- [STATED GOAL]
What is the number of lines in the data that hold the string "أراه"? Reply with that number only.

--- start of SOURCE MATERIAL ---

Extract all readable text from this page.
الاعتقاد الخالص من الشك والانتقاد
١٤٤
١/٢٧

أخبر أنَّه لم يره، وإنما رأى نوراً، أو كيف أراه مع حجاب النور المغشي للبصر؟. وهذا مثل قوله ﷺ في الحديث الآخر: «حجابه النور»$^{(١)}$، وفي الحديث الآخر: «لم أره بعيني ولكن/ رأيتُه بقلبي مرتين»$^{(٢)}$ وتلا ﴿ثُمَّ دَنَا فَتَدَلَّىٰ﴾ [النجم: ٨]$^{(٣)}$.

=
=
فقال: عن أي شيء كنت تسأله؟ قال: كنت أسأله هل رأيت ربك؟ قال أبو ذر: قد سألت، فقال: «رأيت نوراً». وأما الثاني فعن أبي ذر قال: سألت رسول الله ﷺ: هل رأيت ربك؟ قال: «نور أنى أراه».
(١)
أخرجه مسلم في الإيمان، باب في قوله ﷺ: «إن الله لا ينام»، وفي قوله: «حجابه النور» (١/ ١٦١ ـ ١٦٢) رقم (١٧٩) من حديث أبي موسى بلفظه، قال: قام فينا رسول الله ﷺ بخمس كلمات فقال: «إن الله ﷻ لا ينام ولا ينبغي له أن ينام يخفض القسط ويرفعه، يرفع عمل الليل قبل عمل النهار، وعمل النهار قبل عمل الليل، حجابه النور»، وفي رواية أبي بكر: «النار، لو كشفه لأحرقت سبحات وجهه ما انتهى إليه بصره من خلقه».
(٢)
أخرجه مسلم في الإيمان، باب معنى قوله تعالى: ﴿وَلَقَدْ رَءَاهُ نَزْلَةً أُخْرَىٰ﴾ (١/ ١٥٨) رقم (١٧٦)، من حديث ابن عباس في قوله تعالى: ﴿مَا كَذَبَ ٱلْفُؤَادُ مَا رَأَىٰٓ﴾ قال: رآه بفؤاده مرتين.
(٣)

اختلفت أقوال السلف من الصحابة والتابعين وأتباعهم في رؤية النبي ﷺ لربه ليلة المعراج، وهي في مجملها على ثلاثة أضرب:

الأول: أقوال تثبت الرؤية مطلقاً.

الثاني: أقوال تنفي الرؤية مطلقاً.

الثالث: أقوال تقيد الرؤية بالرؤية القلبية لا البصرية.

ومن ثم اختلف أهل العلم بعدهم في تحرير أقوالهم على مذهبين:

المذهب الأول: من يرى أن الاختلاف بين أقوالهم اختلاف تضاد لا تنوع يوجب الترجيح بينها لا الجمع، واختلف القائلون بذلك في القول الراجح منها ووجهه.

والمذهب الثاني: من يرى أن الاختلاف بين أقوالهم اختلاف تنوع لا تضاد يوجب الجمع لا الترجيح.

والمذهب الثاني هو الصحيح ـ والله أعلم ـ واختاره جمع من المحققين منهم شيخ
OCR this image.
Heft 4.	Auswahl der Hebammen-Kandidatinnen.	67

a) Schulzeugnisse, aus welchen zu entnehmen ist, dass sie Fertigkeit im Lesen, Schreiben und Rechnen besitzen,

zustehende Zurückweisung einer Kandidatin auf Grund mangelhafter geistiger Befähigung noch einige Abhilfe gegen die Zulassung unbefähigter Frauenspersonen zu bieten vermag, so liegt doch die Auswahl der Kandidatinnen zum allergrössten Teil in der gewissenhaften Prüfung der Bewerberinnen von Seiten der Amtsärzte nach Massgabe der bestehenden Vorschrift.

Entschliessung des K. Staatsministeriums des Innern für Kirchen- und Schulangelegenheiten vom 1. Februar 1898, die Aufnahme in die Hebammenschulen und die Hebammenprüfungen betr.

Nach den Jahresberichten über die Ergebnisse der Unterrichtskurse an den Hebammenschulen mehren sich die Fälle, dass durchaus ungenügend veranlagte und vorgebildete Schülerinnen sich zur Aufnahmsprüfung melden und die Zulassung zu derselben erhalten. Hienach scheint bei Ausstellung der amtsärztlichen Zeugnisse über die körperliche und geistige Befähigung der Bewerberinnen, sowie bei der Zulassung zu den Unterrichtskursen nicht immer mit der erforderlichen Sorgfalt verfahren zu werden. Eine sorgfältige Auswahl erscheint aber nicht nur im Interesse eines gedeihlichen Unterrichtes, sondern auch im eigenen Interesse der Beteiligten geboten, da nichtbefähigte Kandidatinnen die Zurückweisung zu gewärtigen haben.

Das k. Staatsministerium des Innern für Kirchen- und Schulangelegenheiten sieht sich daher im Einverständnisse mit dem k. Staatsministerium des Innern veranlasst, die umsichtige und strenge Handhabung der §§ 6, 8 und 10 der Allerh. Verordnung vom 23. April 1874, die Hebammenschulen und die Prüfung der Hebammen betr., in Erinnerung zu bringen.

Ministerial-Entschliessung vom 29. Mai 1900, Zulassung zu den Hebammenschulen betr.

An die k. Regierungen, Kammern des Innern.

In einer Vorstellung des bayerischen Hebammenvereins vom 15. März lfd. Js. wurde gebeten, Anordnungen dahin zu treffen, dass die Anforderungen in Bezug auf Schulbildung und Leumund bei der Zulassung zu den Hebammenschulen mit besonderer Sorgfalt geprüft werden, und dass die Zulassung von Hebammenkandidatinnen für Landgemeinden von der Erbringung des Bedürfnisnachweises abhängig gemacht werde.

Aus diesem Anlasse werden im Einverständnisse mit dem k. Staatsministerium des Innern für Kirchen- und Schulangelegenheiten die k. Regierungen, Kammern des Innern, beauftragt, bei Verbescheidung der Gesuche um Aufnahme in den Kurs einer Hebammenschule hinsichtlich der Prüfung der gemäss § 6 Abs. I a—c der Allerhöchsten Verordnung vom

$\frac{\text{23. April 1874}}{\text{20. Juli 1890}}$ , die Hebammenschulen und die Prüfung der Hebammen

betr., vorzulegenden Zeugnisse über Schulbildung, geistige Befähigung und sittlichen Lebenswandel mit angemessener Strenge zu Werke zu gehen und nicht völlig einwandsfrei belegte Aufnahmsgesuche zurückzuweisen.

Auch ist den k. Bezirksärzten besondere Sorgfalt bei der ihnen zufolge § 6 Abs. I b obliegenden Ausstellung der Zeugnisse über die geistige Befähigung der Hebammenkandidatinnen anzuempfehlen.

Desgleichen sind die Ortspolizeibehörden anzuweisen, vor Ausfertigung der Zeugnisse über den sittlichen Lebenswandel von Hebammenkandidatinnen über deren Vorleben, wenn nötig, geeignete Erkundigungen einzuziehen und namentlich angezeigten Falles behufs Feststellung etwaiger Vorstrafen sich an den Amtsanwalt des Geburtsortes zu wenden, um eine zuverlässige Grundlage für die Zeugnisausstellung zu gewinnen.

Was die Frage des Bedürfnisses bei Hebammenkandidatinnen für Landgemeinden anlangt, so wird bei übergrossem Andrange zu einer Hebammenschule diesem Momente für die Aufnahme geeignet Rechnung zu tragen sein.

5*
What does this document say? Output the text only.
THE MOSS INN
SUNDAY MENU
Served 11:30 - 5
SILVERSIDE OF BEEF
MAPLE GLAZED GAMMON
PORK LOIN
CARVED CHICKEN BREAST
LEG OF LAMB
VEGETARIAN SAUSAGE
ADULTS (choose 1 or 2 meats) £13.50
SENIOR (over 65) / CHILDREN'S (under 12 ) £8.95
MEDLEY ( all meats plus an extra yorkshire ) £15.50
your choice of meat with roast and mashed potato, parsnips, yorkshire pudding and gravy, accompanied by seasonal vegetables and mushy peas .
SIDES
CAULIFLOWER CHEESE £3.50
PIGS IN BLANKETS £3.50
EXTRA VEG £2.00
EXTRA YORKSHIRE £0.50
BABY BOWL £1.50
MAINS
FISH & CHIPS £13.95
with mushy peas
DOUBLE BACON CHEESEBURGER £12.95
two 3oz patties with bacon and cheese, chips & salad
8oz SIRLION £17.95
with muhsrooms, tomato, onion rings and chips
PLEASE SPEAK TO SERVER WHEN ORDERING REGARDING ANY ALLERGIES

--- end of SOURCE MATERIAL ---

- [IN RESPONSE]
2